- Your instructions:
How many lines of the data include the string "Read"? State the number and nothing else.

Records from a data source

_ _ _ _

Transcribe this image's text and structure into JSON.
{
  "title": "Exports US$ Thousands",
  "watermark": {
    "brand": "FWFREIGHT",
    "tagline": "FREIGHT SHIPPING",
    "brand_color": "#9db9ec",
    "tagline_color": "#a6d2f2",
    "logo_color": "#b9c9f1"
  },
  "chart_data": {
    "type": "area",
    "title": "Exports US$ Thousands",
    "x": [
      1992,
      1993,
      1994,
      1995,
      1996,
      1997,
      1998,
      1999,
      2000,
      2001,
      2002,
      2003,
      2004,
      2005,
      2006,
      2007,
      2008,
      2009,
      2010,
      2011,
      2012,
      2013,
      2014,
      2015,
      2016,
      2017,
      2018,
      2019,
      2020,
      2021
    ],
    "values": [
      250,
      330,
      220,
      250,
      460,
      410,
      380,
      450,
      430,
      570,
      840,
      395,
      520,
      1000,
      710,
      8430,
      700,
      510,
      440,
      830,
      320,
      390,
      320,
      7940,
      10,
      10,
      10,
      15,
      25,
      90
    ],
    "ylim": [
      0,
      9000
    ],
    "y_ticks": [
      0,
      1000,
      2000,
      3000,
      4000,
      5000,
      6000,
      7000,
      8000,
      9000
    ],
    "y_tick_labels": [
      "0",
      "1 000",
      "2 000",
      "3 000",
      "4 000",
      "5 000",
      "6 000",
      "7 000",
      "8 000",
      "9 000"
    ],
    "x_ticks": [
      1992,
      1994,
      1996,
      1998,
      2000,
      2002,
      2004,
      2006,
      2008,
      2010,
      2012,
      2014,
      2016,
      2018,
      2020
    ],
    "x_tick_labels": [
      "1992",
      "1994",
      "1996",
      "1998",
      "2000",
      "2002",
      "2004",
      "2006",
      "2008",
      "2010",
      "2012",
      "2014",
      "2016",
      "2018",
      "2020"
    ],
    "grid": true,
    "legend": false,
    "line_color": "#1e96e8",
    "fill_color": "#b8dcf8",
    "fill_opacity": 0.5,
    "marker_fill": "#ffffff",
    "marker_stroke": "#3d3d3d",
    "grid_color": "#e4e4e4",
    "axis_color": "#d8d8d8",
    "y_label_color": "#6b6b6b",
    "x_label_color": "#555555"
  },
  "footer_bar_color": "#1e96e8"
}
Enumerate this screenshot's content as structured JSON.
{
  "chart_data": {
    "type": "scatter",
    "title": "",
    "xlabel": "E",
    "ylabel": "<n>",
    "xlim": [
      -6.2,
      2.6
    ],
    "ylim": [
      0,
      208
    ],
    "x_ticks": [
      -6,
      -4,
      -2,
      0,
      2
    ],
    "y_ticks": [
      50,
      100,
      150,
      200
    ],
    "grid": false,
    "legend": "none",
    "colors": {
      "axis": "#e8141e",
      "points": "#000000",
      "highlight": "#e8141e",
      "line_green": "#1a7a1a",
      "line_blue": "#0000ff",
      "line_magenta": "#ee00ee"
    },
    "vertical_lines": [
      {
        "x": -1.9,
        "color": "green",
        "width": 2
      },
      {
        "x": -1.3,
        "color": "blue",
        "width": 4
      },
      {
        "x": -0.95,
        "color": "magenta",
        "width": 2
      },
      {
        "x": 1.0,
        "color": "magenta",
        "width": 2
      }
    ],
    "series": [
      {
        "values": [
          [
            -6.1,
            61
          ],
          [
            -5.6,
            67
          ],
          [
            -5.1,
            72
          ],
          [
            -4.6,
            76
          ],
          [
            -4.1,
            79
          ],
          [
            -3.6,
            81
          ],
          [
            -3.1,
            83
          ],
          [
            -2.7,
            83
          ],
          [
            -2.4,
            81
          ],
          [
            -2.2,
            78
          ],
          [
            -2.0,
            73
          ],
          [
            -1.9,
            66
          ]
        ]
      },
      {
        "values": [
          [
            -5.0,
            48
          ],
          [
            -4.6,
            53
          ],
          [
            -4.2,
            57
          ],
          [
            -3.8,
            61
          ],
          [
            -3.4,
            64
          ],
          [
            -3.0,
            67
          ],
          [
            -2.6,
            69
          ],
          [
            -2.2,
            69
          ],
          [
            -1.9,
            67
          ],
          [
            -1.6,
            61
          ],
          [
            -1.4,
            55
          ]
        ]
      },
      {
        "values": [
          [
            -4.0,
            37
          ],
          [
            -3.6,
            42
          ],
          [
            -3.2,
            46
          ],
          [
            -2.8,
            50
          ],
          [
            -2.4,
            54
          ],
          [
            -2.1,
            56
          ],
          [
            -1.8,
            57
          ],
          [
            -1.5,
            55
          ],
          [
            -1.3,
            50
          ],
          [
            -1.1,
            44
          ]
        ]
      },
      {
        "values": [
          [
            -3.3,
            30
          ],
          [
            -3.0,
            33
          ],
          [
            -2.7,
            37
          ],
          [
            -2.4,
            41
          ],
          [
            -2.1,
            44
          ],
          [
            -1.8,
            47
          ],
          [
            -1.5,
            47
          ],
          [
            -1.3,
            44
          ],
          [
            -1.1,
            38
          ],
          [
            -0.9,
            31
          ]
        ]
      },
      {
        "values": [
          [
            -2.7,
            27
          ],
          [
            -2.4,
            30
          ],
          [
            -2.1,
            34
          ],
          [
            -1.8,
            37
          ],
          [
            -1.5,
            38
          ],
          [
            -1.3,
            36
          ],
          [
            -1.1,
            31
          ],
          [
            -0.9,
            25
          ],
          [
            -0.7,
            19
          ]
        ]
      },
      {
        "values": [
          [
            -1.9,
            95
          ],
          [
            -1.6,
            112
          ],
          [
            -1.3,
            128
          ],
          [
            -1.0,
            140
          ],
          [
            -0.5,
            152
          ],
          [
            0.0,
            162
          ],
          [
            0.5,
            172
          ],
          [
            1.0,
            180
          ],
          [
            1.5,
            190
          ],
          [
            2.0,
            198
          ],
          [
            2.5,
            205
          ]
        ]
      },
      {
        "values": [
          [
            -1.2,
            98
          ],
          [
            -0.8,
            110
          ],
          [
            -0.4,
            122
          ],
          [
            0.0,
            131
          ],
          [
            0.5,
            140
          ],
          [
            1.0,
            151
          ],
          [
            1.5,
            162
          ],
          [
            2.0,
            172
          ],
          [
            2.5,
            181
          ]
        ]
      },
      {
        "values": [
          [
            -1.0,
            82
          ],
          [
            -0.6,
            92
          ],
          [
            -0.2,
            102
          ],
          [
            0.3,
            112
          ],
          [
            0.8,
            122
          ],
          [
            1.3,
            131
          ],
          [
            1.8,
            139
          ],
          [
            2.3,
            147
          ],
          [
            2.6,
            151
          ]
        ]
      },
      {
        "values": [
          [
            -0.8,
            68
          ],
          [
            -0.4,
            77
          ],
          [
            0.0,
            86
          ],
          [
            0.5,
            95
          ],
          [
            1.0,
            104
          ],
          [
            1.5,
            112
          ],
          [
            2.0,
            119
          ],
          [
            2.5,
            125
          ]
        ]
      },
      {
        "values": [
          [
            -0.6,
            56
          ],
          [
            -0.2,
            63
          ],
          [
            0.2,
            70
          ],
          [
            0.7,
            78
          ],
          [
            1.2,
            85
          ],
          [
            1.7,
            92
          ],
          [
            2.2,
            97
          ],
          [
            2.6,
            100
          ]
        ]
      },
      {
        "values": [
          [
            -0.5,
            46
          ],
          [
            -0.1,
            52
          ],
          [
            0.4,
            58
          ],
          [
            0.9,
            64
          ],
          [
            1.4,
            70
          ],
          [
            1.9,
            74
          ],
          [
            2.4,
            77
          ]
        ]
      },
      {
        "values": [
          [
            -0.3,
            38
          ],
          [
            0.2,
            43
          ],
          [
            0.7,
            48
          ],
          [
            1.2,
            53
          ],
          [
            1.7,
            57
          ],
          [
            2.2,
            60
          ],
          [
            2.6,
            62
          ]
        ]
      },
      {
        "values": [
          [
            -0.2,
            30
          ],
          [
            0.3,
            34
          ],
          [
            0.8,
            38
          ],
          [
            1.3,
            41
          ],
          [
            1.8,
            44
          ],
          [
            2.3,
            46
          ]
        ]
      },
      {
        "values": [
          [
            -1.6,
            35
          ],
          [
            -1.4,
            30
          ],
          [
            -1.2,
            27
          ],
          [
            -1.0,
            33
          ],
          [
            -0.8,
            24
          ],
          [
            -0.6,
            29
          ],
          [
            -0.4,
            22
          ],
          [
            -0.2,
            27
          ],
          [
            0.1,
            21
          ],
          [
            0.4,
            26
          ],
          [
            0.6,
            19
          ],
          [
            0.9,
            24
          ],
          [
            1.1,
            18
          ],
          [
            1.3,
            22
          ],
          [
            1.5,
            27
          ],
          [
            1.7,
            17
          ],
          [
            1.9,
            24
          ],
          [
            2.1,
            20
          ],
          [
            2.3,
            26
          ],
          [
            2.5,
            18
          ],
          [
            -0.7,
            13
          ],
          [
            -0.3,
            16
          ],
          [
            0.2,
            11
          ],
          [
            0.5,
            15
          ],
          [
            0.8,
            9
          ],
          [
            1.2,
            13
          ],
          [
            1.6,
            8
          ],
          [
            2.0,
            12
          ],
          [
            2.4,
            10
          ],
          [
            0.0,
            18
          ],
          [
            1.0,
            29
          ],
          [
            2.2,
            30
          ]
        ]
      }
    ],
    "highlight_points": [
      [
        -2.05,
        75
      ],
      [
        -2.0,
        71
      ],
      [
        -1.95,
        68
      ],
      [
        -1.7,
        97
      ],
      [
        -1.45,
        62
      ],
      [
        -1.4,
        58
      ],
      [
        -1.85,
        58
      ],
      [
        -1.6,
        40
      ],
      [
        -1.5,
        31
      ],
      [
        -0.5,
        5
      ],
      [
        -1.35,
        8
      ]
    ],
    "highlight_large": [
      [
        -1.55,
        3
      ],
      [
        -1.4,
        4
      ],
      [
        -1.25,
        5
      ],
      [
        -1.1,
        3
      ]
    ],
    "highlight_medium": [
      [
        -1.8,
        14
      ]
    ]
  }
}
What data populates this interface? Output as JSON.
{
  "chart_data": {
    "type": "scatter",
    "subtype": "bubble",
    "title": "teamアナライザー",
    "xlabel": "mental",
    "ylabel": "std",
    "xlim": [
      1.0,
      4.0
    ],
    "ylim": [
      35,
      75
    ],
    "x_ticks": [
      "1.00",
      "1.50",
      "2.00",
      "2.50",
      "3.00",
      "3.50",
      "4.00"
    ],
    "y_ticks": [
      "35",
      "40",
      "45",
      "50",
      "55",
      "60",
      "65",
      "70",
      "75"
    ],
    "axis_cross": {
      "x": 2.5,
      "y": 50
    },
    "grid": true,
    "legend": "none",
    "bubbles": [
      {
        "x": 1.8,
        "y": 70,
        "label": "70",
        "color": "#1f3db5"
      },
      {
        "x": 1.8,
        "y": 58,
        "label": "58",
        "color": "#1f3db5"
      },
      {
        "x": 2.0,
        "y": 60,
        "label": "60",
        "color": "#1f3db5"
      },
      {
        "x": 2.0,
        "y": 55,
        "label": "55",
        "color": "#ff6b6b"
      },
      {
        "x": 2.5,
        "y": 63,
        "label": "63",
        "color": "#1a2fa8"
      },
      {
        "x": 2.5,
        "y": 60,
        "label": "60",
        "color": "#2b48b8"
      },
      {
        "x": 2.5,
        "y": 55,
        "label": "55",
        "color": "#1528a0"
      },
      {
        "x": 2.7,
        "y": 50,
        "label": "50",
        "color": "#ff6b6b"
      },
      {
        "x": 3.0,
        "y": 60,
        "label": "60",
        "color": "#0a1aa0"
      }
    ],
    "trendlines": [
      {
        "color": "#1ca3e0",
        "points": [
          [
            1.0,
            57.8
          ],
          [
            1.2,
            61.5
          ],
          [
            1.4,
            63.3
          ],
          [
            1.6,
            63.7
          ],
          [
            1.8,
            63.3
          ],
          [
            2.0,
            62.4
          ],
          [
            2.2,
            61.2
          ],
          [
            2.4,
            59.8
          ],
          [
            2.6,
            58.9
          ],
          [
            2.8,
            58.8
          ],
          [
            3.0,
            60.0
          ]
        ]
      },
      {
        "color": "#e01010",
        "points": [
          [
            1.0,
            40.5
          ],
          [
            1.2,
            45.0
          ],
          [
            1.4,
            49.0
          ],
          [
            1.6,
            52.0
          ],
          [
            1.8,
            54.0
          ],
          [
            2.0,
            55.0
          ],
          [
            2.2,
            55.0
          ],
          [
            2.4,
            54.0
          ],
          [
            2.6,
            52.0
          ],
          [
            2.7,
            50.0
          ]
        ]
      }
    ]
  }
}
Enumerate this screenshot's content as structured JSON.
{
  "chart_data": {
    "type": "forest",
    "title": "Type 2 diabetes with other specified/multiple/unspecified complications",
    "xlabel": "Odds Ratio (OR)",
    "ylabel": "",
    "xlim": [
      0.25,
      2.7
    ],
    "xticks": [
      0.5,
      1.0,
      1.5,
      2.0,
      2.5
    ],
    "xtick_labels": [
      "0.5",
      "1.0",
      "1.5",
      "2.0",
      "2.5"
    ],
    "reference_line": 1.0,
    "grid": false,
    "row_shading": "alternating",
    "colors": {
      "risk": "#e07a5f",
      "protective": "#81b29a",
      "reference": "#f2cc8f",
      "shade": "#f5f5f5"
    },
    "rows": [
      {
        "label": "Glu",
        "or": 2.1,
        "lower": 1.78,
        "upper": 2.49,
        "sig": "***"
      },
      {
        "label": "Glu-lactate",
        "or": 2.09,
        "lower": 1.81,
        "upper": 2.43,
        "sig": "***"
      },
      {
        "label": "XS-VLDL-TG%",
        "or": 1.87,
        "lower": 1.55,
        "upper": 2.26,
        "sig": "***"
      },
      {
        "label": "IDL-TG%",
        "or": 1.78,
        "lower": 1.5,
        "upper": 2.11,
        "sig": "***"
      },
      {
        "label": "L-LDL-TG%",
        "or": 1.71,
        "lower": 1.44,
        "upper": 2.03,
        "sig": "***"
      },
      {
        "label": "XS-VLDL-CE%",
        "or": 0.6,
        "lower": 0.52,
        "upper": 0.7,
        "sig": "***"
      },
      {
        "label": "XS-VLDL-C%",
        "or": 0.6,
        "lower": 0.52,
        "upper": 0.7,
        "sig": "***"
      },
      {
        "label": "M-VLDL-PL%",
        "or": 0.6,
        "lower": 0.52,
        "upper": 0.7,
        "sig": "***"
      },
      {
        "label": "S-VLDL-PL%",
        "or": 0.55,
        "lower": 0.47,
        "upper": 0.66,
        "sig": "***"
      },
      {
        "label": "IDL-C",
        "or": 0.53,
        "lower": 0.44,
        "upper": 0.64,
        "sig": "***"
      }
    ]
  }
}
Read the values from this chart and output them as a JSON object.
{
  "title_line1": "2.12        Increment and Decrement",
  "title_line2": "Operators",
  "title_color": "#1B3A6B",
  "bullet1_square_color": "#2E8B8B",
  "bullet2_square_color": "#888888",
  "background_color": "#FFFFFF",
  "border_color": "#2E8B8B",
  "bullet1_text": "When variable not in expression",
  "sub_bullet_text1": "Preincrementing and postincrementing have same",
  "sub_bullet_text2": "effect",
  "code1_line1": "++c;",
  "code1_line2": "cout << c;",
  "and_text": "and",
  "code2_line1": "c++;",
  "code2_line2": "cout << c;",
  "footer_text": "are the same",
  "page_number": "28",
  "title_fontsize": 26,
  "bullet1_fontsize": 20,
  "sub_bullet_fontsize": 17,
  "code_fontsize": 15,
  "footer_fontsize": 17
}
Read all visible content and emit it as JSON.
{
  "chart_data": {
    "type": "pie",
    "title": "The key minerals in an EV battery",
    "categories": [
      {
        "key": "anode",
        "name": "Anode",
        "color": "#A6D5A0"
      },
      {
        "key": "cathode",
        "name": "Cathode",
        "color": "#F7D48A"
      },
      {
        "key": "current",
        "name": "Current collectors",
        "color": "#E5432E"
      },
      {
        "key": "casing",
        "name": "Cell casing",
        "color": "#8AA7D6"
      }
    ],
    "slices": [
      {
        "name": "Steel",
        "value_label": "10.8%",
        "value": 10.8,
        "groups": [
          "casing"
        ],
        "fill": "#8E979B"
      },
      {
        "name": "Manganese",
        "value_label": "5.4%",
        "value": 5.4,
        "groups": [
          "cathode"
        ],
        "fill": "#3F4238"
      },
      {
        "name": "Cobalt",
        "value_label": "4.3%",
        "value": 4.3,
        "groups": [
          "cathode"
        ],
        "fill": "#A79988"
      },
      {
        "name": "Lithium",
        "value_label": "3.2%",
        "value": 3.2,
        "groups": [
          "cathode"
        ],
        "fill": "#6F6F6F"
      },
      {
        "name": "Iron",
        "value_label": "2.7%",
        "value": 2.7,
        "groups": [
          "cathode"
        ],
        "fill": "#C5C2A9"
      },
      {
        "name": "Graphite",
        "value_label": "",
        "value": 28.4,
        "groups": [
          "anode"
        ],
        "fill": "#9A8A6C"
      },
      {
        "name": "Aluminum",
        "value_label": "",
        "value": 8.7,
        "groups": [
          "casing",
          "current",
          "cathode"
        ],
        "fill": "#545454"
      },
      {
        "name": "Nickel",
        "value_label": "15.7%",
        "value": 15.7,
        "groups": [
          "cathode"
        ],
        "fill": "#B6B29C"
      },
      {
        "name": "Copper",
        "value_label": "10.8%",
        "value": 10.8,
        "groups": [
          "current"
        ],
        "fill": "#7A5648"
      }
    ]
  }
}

_ _ _ _

- Result:
2